Using the data below, copy every line that contains the word "screenshot".

Stored items from a collection
—————

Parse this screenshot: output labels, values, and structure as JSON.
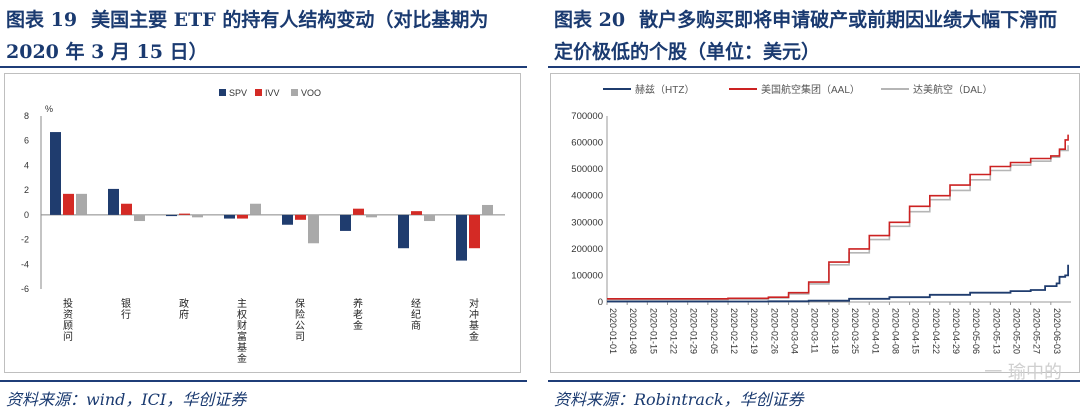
{
  "left": {
    "fig_label": "图表 19",
    "title": "美国主要 ETF 的持有人结构变动（对比基期为 2020 年 3 月 15 日）",
    "source": "资料来源：wind，ICI，华创证券"
  },
  "right": {
    "fig_label": "图表 20",
    "title": "散户多购买即将申请破产或前期因业绩大幅下滑而定价极低的个股（单位：美元）",
    "source": "资料来源：Robintrack，华创证券"
  },
  "watermark": "一 瑜中的",
  "colors": {
    "spv": "#1f3c6e",
    "ivv": "#d42a25",
    "voo": "#a9a9a9",
    "htz": "#1f3c6e",
    "aal": "#cc2222",
    "dal": "#b5b5b5",
    "title": "#1a3a70"
  },
  "chart_data": [
    {
      "type": "bar",
      "ylabel": "%",
      "ylim": [
        -6,
        8
      ],
      "yticks": [
        -6,
        -4,
        -2,
        0,
        2,
        4,
        6,
        8
      ],
      "legend_position": "top",
      "categories": [
        "投资顾问",
        "银行",
        "政府",
        "主权财富基金",
        "保险公司",
        "养老金",
        "经纪商",
        "对冲基金"
      ],
      "series": [
        {
          "name": "SPV",
          "values": [
            6.7,
            2.1,
            -0.1,
            -0.3,
            -0.8,
            -1.3,
            -2.7,
            -3.7
          ]
        },
        {
          "name": "IVV",
          "values": [
            1.7,
            0.9,
            0.1,
            -0.3,
            -0.4,
            0.5,
            0.3,
            -2.7
          ]
        },
        {
          "name": "VOO",
          "values": [
            1.7,
            -0.5,
            -0.2,
            0.9,
            -2.3,
            -0.2,
            -0.5,
            0.8
          ]
        }
      ]
    },
    {
      "type": "line",
      "ylim": [
        0,
        700000
      ],
      "yticks": [
        0,
        100000,
        200000,
        300000,
        400000,
        500000,
        600000,
        700000
      ],
      "legend_position": "top",
      "x_labels": [
        "2020-01-01",
        "2020-01-08",
        "2020-01-15",
        "2020-01-22",
        "2020-01-29",
        "2020-02-05",
        "2020-02-12",
        "2020-02-19",
        "2020-02-26",
        "2020-03-04",
        "2020-03-11",
        "2020-03-18",
        "2020-03-25",
        "2020-04-01",
        "2020-04-08",
        "2020-04-15",
        "2020-04-22",
        "2020-04-29",
        "2020-05-06",
        "2020-05-13",
        "2020-05-20",
        "2020-05-27",
        "2020-06-03"
      ],
      "x_domain": [
        "2020-01-01",
        "2020-06-10"
      ],
      "series": [
        {
          "name": "赫兹（HTZ）",
          "points": [
            [
              "2020-01-01",
              2000
            ],
            [
              "2020-02-26",
              2500
            ],
            [
              "2020-03-11",
              5000
            ],
            [
              "2020-03-25",
              12000
            ],
            [
              "2020-04-08",
              18000
            ],
            [
              "2020-04-22",
              27000
            ],
            [
              "2020-05-06",
              35000
            ],
            [
              "2020-05-20",
              41000
            ],
            [
              "2020-05-27",
              45000
            ],
            [
              "2020-06-01",
              60000
            ],
            [
              "2020-06-05",
              70000
            ],
            [
              "2020-06-06",
              95000
            ],
            [
              "2020-06-08",
              100000
            ],
            [
              "2020-06-09",
              140000
            ]
          ]
        },
        {
          "name": "美国航空集团（AAL）",
          "points": [
            [
              "2020-01-01",
              12000
            ],
            [
              "2020-02-12",
              14000
            ],
            [
              "2020-02-26",
              18000
            ],
            [
              "2020-03-04",
              35000
            ],
            [
              "2020-03-11",
              75000
            ],
            [
              "2020-03-18",
              150000
            ],
            [
              "2020-03-25",
              200000
            ],
            [
              "2020-04-01",
              250000
            ],
            [
              "2020-04-08",
              300000
            ],
            [
              "2020-04-15",
              360000
            ],
            [
              "2020-04-22",
              400000
            ],
            [
              "2020-04-29",
              440000
            ],
            [
              "2020-05-06",
              480000
            ],
            [
              "2020-05-13",
              510000
            ],
            [
              "2020-05-20",
              525000
            ],
            [
              "2020-05-27",
              540000
            ],
            [
              "2020-06-03",
              550000
            ],
            [
              "2020-06-06",
              575000
            ],
            [
              "2020-06-08",
              610000
            ],
            [
              "2020-06-09",
              630000
            ]
          ]
        },
        {
          "name": "达美航空（DAL）",
          "points": [
            [
              "2020-01-01",
              9000
            ],
            [
              "2020-02-12",
              11000
            ],
            [
              "2020-02-26",
              15000
            ],
            [
              "2020-03-04",
              30000
            ],
            [
              "2020-03-11",
              68000
            ],
            [
              "2020-03-18",
              140000
            ],
            [
              "2020-03-25",
              185000
            ],
            [
              "2020-04-01",
              235000
            ],
            [
              "2020-04-08",
              285000
            ],
            [
              "2020-04-15",
              340000
            ],
            [
              "2020-04-22",
              385000
            ],
            [
              "2020-04-29",
              420000
            ],
            [
              "2020-05-06",
              460000
            ],
            [
              "2020-05-13",
              495000
            ],
            [
              "2020-05-20",
              515000
            ],
            [
              "2020-05-27",
              530000
            ],
            [
              "2020-06-03",
              545000
            ],
            [
              "2020-06-06",
              570000
            ],
            [
              "2020-06-09",
              590000
            ]
          ]
        }
      ]
    }
  ]
}
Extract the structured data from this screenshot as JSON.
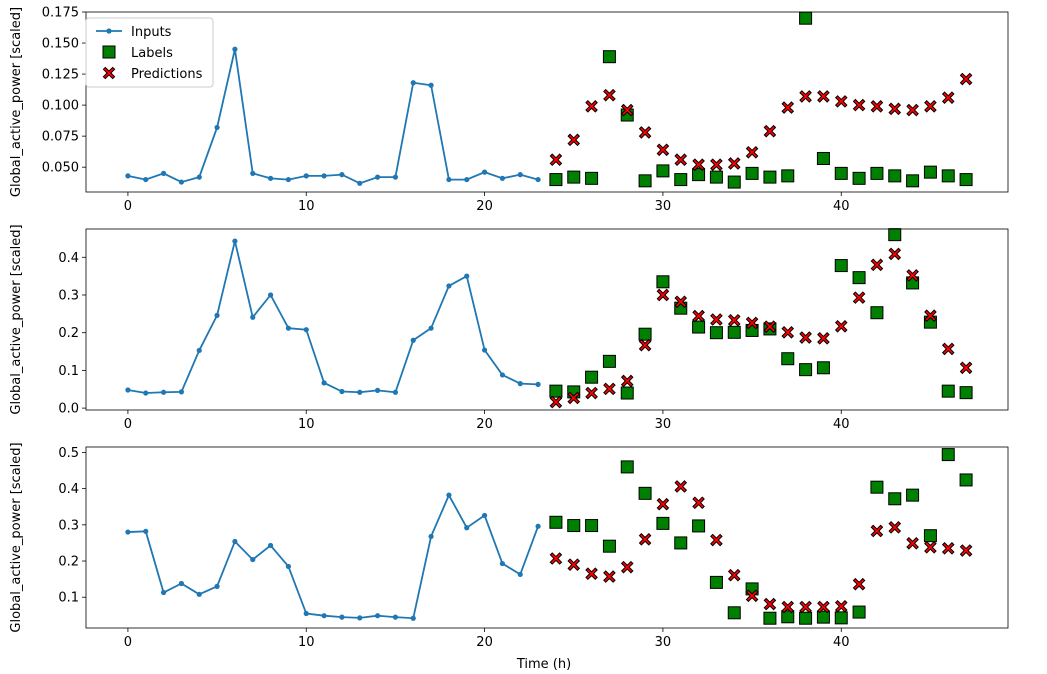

—————

-- EXERCISE RESPONSE --
Parse this screenshot: output labels, values, and structure as JSON.
Extract the structured data from this screenshot as JSON.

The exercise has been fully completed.